### Dataset records
****************************************

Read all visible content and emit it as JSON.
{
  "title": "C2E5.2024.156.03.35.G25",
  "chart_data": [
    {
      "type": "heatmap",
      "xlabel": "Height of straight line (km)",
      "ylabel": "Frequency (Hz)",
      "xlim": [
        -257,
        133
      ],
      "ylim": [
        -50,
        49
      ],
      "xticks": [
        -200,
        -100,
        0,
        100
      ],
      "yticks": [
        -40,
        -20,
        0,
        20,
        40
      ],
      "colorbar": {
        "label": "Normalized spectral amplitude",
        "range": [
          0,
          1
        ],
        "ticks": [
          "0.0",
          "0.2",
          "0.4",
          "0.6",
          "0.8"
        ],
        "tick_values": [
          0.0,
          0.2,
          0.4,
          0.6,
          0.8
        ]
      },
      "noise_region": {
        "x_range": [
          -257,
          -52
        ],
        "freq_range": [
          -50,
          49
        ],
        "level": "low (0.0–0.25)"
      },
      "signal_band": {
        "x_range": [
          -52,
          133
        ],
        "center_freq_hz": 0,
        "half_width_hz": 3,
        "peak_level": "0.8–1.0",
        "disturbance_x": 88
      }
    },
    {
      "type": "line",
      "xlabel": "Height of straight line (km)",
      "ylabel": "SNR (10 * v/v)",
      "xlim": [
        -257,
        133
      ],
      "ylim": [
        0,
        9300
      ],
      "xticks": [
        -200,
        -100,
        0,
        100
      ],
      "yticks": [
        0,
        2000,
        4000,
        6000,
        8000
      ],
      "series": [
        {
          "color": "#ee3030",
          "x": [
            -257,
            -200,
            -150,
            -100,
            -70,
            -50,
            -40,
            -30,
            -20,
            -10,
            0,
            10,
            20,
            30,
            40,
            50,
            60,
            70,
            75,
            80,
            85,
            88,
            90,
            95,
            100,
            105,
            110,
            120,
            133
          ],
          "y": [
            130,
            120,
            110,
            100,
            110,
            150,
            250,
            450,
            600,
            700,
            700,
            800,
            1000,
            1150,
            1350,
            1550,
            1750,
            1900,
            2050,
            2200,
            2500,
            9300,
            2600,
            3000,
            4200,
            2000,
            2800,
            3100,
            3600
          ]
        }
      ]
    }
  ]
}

****************************************

### What is asked
Each record above should be repeated exactly as it appears.

### Task response
Read all visible content and emit it as JSON.
{
  "title": "C2E5.2024.156.03.35.G25",
  "chart_data": [
    {
      "type": "heatmap",
      "xlabel": "Height of straight line (km)",
      "ylabel": "Frequency (Hz)",
      "xlim": [
        -257,
        133
      ],
      "ylim": [
        -50,
        49
      ],
      "xticks": [
        -200,
        -100,
        0,
        100
      ],
      "yticks": [
        -40,
        -20,
        0,
        20,
        40
      ],
      "colorbar": {
        "label": "Normalized spectral amplitude",
        "range": [
          0,
          1
        ],
        "ticks": [
          "0.0",
          "0.2",
          "0.4",
          "0.6",
          "0.8"
        ],
        "tick_values": [
          0.0,
          0.2,
          0.4,
          0.6,
          0.8
        ]
      },
      "noise_region": {
        "x_range": [
          -257,
          -52
        ],
        "freq_range": [
          -50,
          49
        ],
        "level": "low (0.0–0.25)"
      },
      "signal_band": {
        "x_range": [
          -52,
          133
        ],
        "center_freq_hz": 0,
        "half_width_hz": 3,
        "peak_level": "0.8–1.0",
        "disturbance_x": 88
      }
    },
    {
      "type": "line",
      "xlabel": "Height of straight line (km)",
      "ylabel": "SNR (10 * v/v)",
      "xlim": [
        -257,
        133
      ],
      "ylim": [
        0,
        9300
      ],
      "xticks": [
        -200,
        -100,
        0,
        100
      ],
      "yticks": [
        0,
        2000,
        4000,
        6000,
        8000
      ],
      "series": [
        {
          "color": "#ee3030",
          "x": [
            -257,
            -200,
            -150,
            -100,
            -70,
            -50,
            -40,
            -30,
            -20,
            -10,
            0,
            10,
            20,
            30,
            40,
            50,
            60,
            70,
            75,
            80,
            85,
            88,
            90,
            95,
            100,
            105,
            110,
            120,
            133
          ],
          "y": [
            130,
            120,
            110,
            100,
            110,
            150,
            250,
            450,
            600,
            700,
            700,
            800,
            1000,
            1150,
            1350,
            1550,
            1750,
            1900,
            2050,
            2200,
            2500,
            9300,
            2600,
            3000,
            4200,
            2000,
            2800,
            3100,
            3600
          ]
        }
      ]
    }
  ]
}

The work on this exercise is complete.